Written task: Collect from the data below each line with "theta".

Dataset entries:
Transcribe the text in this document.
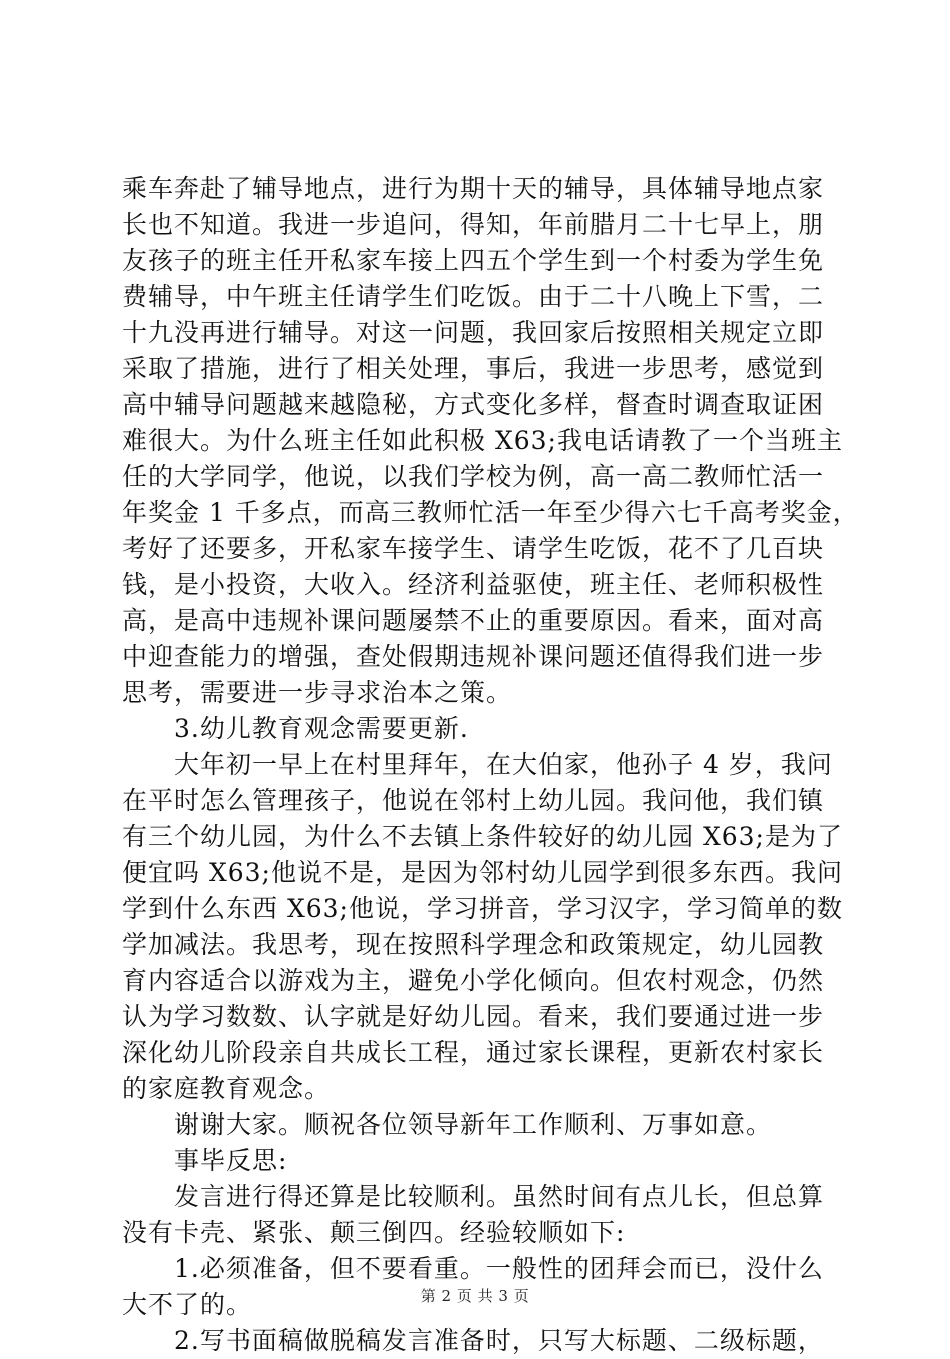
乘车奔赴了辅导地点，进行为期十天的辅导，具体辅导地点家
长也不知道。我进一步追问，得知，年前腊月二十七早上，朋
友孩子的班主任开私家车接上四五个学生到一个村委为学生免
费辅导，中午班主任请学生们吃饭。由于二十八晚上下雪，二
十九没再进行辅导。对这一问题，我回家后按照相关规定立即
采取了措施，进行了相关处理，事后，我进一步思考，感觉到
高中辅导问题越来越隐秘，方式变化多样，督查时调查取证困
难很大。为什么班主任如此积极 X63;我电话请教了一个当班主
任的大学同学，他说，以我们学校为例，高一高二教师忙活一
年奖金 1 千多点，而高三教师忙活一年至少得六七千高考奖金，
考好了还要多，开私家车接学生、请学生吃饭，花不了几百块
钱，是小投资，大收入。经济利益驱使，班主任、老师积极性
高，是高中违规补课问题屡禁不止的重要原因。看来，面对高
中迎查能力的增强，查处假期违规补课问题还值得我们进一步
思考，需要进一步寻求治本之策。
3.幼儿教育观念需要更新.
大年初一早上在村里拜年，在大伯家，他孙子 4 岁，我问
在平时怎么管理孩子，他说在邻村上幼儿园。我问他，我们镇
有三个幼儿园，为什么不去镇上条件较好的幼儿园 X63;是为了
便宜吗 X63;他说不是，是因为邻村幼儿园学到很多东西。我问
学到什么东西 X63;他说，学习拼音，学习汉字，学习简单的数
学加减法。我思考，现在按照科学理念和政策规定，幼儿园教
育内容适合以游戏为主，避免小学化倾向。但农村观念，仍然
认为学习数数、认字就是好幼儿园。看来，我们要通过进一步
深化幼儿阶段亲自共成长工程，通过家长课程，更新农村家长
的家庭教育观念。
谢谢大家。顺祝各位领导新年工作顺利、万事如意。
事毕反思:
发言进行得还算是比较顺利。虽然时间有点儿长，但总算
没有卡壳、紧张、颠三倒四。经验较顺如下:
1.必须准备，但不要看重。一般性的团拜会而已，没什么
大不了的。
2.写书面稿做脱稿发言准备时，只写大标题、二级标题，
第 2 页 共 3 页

--

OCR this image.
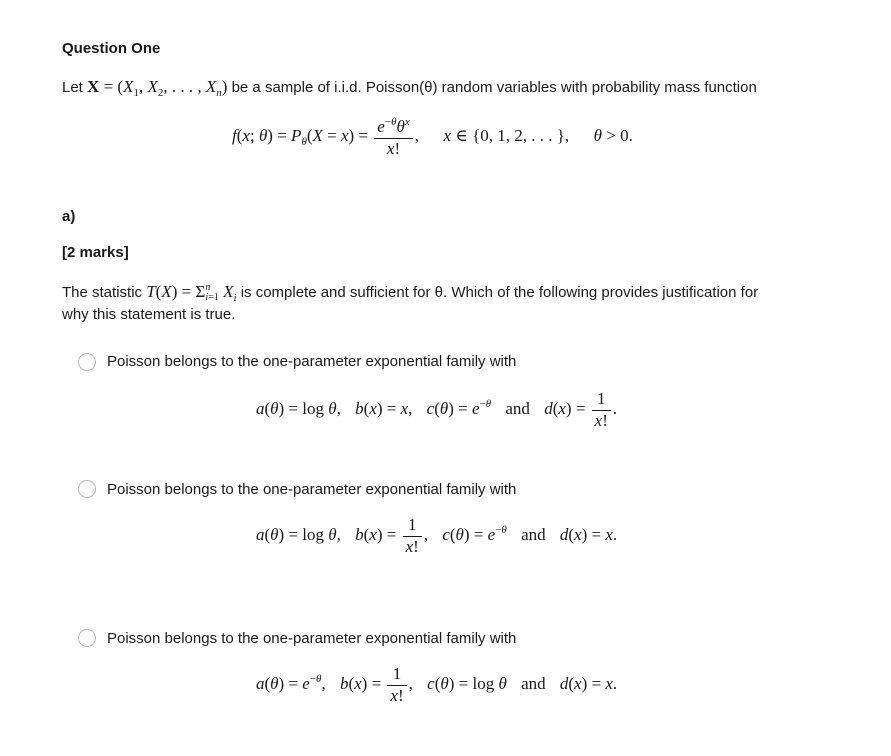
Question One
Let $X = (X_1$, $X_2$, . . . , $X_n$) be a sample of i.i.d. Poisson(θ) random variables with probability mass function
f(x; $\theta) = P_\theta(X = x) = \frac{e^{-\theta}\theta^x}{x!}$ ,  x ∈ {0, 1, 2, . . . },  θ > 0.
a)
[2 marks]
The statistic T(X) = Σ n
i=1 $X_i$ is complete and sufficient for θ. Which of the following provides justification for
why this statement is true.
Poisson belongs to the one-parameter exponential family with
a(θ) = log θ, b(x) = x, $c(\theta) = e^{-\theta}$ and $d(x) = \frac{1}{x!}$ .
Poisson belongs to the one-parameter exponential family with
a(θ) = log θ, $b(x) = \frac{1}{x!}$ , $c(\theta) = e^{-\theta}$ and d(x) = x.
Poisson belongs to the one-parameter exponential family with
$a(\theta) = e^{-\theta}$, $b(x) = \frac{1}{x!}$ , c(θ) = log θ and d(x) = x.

Output for this exercise:
f(x; $\theta) = P_\theta(X = x) = \frac{e^{-\theta}\theta^x}{x!}$ ,  x ∈ {0, 1, 2, . . . },  θ > 0.
a(θ) = log θ, b(x) = x, $c(\theta) = e^{-\theta}$ and $d(x) = \frac{1}{x!}$ .
a(θ) = log θ, $b(x) = \frac{1}{x!}$ , $c(\theta) = e^{-\theta}$ and d(x) = x.
$a(\theta) = e^{-\theta}$, $b(x) = \frac{1}{x!}$ , c(θ) = log θ and d(x) = x.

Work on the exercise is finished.